Direction:
Pull out each line of the data that includes the word "JSON".
────────────────────────────────────────
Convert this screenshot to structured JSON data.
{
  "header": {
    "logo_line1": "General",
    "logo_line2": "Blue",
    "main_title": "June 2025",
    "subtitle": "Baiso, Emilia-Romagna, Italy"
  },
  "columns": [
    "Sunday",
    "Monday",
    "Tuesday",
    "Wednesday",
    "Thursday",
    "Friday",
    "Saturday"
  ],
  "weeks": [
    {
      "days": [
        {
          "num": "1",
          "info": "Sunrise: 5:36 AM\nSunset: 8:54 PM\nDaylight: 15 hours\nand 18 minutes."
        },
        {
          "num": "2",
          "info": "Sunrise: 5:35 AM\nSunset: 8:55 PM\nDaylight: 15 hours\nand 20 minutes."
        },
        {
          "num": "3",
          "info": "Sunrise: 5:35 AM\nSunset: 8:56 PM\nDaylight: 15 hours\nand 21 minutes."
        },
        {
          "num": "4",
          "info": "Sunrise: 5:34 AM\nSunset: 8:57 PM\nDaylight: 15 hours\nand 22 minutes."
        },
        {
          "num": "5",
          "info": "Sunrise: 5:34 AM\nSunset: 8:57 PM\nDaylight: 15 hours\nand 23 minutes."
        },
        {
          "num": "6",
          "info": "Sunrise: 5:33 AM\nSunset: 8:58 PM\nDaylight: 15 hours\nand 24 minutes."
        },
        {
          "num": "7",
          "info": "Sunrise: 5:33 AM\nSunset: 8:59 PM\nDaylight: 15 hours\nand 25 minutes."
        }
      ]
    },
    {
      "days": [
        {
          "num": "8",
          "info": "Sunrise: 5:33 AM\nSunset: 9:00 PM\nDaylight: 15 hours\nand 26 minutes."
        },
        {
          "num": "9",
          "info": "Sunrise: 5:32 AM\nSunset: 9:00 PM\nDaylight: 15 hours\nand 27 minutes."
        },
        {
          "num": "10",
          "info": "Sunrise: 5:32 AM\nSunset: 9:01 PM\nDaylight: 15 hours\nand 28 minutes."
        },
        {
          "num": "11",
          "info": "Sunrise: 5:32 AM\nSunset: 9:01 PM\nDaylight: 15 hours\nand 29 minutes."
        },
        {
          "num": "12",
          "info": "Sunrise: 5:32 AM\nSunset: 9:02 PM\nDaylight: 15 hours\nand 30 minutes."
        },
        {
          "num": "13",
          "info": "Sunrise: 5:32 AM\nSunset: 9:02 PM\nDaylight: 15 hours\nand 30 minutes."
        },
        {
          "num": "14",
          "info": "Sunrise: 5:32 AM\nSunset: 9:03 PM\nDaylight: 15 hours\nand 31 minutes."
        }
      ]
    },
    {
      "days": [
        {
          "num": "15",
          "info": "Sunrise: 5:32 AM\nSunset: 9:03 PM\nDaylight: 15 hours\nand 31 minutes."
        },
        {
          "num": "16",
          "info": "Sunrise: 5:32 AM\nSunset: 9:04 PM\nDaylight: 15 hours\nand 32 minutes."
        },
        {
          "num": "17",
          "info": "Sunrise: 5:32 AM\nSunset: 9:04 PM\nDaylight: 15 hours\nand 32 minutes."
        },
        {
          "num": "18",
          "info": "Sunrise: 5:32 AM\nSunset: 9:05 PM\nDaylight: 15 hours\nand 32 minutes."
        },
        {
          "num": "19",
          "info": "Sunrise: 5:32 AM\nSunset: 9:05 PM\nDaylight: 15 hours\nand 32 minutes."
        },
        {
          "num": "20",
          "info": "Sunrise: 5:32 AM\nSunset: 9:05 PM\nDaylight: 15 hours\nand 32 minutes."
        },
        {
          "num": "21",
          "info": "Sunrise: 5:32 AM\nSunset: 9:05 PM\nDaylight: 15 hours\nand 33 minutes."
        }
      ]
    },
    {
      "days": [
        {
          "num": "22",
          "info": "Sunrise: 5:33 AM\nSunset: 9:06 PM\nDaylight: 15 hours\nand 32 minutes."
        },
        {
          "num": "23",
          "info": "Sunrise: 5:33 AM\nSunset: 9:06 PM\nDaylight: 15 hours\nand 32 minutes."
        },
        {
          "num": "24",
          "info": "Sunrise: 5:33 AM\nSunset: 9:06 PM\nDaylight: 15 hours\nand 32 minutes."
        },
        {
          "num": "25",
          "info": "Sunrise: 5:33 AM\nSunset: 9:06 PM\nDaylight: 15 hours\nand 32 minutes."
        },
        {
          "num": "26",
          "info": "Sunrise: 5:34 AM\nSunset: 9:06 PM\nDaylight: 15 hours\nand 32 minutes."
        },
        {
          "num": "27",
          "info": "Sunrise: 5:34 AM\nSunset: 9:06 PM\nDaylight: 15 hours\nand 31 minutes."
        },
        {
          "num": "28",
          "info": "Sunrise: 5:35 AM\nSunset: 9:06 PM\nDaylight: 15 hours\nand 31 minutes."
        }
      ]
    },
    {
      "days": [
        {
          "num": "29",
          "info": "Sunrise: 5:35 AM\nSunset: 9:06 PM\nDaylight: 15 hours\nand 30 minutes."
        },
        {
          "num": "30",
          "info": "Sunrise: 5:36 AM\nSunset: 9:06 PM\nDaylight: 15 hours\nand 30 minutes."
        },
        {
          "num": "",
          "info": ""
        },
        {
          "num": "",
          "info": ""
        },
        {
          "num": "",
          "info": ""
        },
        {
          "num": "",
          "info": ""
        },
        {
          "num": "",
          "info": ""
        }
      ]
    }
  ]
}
────────────────────────────────────────
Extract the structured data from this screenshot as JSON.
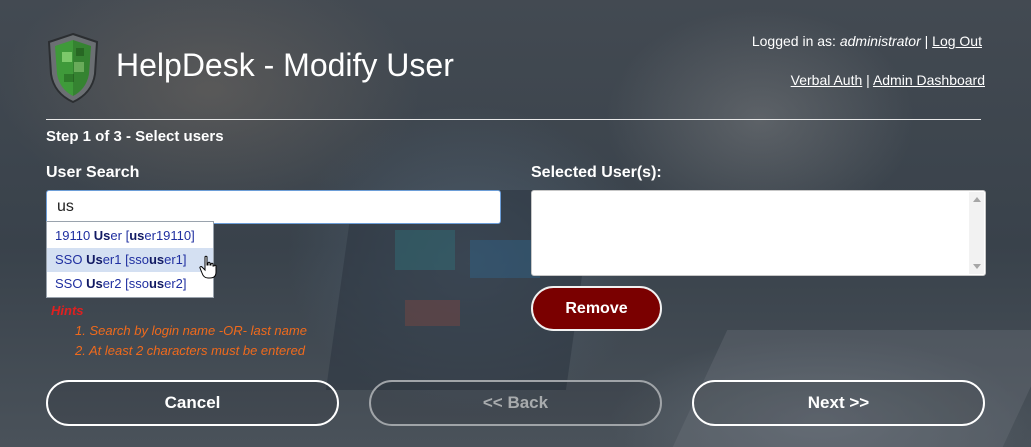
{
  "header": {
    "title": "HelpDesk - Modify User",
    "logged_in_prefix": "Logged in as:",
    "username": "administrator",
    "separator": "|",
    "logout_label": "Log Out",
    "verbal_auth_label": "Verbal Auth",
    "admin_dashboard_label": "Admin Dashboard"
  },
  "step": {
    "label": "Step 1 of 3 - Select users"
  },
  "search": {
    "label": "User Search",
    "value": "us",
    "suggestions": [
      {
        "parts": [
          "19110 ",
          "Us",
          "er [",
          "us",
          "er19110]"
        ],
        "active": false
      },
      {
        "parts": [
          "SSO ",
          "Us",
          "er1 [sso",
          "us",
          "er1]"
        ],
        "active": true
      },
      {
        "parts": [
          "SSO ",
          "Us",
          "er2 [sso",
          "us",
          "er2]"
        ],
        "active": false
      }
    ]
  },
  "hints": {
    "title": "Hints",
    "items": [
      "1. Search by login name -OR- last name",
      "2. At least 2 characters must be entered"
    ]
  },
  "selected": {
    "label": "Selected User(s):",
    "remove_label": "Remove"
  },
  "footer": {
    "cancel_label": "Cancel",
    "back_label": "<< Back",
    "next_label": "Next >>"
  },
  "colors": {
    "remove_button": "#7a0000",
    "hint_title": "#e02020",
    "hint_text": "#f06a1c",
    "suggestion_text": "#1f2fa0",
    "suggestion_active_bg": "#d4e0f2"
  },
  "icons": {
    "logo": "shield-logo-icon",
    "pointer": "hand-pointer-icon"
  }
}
────────────────────────────────────────
Completed exercise:
Convert this screenshot to structured JSON data.
Extract the structured data from this screenshot as JSON.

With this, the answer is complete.